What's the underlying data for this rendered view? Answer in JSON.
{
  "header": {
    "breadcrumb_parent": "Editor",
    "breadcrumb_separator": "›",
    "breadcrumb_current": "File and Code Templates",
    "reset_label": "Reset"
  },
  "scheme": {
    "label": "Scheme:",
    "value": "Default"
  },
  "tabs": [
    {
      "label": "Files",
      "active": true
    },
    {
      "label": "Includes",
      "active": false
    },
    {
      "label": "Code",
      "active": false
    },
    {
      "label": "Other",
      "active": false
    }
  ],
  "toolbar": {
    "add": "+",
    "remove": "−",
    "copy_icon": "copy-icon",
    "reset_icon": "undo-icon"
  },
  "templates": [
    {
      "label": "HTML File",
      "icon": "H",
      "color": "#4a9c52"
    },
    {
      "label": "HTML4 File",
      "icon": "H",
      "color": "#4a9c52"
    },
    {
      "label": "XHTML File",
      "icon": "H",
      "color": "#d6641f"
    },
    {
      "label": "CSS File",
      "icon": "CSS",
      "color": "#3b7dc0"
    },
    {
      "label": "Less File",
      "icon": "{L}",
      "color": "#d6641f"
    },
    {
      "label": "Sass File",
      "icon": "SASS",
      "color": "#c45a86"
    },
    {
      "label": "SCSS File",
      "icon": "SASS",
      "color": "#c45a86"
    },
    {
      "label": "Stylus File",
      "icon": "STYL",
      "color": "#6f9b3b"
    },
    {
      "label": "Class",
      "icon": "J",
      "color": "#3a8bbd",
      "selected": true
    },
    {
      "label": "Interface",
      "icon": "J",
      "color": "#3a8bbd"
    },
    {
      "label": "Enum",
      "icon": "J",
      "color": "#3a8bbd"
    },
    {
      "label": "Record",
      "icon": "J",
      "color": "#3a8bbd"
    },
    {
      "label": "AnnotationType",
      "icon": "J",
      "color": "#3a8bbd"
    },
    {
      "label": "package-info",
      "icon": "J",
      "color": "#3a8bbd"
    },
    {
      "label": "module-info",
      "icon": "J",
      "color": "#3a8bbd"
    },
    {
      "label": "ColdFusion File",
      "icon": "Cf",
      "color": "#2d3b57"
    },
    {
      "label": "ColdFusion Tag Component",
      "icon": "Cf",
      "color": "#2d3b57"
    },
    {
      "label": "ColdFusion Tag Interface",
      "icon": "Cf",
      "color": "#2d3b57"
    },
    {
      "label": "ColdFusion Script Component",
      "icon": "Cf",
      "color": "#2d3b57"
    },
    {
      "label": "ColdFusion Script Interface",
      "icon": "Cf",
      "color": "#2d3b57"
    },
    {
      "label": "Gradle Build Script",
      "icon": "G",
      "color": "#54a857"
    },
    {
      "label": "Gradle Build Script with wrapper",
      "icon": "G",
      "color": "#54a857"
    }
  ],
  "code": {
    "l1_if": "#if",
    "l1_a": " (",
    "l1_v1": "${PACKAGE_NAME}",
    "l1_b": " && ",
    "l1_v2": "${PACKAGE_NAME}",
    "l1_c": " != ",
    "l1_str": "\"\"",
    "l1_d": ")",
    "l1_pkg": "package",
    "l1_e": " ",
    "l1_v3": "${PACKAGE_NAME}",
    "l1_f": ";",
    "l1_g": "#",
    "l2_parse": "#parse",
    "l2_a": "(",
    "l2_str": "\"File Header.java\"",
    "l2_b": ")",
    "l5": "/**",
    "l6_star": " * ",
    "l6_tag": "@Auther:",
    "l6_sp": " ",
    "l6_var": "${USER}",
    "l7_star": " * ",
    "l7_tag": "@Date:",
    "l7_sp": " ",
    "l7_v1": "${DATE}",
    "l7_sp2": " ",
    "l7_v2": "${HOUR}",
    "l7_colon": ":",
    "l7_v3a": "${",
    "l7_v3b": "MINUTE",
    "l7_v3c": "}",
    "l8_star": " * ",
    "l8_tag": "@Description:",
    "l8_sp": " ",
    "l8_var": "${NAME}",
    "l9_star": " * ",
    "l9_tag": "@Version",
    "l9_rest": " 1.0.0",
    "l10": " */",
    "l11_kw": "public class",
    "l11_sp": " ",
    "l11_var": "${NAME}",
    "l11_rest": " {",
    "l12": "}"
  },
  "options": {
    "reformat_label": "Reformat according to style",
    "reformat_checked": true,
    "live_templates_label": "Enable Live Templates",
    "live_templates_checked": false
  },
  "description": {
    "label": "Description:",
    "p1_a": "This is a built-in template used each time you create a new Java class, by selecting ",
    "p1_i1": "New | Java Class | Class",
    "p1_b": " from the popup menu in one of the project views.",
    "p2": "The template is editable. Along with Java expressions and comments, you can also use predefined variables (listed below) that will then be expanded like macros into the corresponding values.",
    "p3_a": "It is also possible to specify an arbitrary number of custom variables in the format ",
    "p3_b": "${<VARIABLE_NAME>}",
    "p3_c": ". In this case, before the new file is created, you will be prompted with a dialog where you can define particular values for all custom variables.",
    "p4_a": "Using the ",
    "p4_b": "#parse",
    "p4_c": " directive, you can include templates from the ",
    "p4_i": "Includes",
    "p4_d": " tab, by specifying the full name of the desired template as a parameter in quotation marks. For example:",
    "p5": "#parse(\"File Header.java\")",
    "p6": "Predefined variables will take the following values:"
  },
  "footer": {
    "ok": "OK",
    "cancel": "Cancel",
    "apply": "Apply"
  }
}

====================

» Required work: Every line above should be printed again exactly as it stands.

» The solution:
What's the underlying data for this rendered view? Answer in JSON.
{
  "header": {
    "breadcrumb_parent": "Editor",
    "breadcrumb_separator": "›",
    "breadcrumb_current": "File and Code Templates",
    "reset_label": "Reset"
  },
  "scheme": {
    "label": "Scheme:",
    "value": "Default"
  },
  "tabs": [
    {
      "label": "Files",
      "active": true
    },
    {
      "label": "Includes",
      "active": false
    },
    {
      "label": "Code",
      "active": false
    },
    {
      "label": "Other",
      "active": false
    }
  ],
  "toolbar": {
    "add": "+",
    "remove": "−",
    "copy_icon": "copy-icon",
    "reset_icon": "undo-icon"
  },
  "templates": [
    {
      "label": "HTML File",
      "icon": "H",
      "color": "#4a9c52"
    },
    {
      "label": "HTML4 File",
      "icon": "H",
      "color": "#4a9c52"
    },
    {
      "label": "XHTML File",
      "icon": "H",
      "color": "#d6641f"
    },
    {
      "label": "CSS File",
      "icon": "CSS",
      "color": "#3b7dc0"
    },
    {
      "label": "Less File",
      "icon": "{L}",
      "color": "#d6641f"
    },
    {
      "label": "Sass File",
      "icon": "SASS",
      "color": "#c45a86"
    },
    {
      "label": "SCSS File",
      "icon": "SASS",
      "color": "#c45a86"
    },
    {
      "label": "Stylus File",
      "icon": "STYL",
      "color": "#6f9b3b"
    },
    {
      "label": "Class",
      "icon": "J",
      "color": "#3a8bbd",
      "selected": true
    },
    {
      "label": "Interface",
      "icon": "J",
      "color": "#3a8bbd"
    },
    {
      "label": "Enum",
      "icon": "J",
      "color": "#3a8bbd"
    },
    {
      "label": "Record",
      "icon": "J",
      "color": "#3a8bbd"
    },
    {
      "label": "AnnotationType",
      "icon": "J",
      "color": "#3a8bbd"
    },
    {
      "label": "package-info",
      "icon": "J",
      "color": "#3a8bbd"
    },
    {
      "label": "module-info",
      "icon": "J",
      "color": "#3a8bbd"
    },
    {
      "label": "ColdFusion File",
      "icon": "Cf",
      "color": "#2d3b57"
    },
    {
      "label": "ColdFusion Tag Component",
      "icon": "Cf",
      "color": "#2d3b57"
    },
    {
      "label": "ColdFusion Tag Interface",
      "icon": "Cf",
      "color": "#2d3b57"
    },
    {
      "label": "ColdFusion Script Component",
      "icon": "Cf",
      "color": "#2d3b57"
    },
    {
      "label": "ColdFusion Script Interface",
      "icon": "Cf",
      "color": "#2d3b57"
    },
    {
      "label": "Gradle Build Script",
      "icon": "G",
      "color": "#54a857"
    },
    {
      "label": "Gradle Build Script with wrapper",
      "icon": "G",
      "color": "#54a857"
    }
  ],
  "code": {
    "l1_if": "#if",
    "l1_a": " (",
    "l1_v1": "${PACKAGE_NAME}",
    "l1_b": " && ",
    "l1_v2": "${PACKAGE_NAME}",
    "l1_c": " != ",
    "l1_str": "\"\"",
    "l1_d": ")",
    "l1_pkg": "package",
    "l1_e": " ",
    "l1_v3": "${PACKAGE_NAME}",
    "l1_f": ";",
    "l1_g": "#",
    "l2_parse": "#parse",
    "l2_a": "(",
    "l2_str": "\"File Header.java\"",
    "l2_b": ")",
    "l5": "/**",
    "l6_star": " * ",
    "l6_tag": "@Auther:",
    "l6_sp": " ",
    "l6_var": "${USER}",
    "l7_star": " * ",
    "l7_tag": "@Date:",
    "l7_sp": " ",
    "l7_v1": "${DATE}",
    "l7_sp2": " ",
    "l7_v2": "${HOUR}",
    "l7_colon": ":",
    "l7_v3a": "${",
    "l7_v3b": "MINUTE",
    "l7_v3c": "}",
    "l8_star": " * ",
    "l8_tag": "@Description:",
    "l8_sp": " ",
    "l8_var": "${NAME}",
    "l9_star": " * ",
    "l9_tag": "@Version",
    "l9_rest": " 1.0.0",
    "l10": " */",
    "l11_kw": "public class",
    "l11_sp": " ",
    "l11_var": "${NAME}",
    "l11_rest": " {",
    "l12": "}"
  },
  "options": {
    "reformat_label": "Reformat according to style",
    "reformat_checked": true,
    "live_templates_label": "Enable Live Templates",
    "live_templates_checked": false
  },
  "description": {
    "label": "Description:",
    "p1_a": "This is a built-in template used each time you create a new Java class, by selecting ",
    "p1_i1": "New | Java Class | Class",
    "p1_b": " from the popup menu in one of the project views.",
    "p2": "The template is editable. Along with Java expressions and comments, you can also use predefined variables (listed below) that will then be expanded like macros into the corresponding values.",
    "p3_a": "It is also possible to specify an arbitrary number of custom variables in the format ",
    "p3_b": "${<VARIABLE_NAME>}",
    "p3_c": ". In this case, before the new file is created, you will be prompted with a dialog where you can define particular values for all custom variables.",
    "p4_a": "Using the ",
    "p4_b": "#parse",
    "p4_c": " directive, you can include templates from the ",
    "p4_i": "Includes",
    "p4_d": " tab, by specifying the full name of the desired template as a parameter in quotation marks. For example:",
    "p5": "#parse(\"File Header.java\")",
    "p6": "Predefined variables will take the following values:"
  },
  "footer": {
    "ok": "OK",
    "cancel": "Cancel",
    "apply": "Apply"
  }
}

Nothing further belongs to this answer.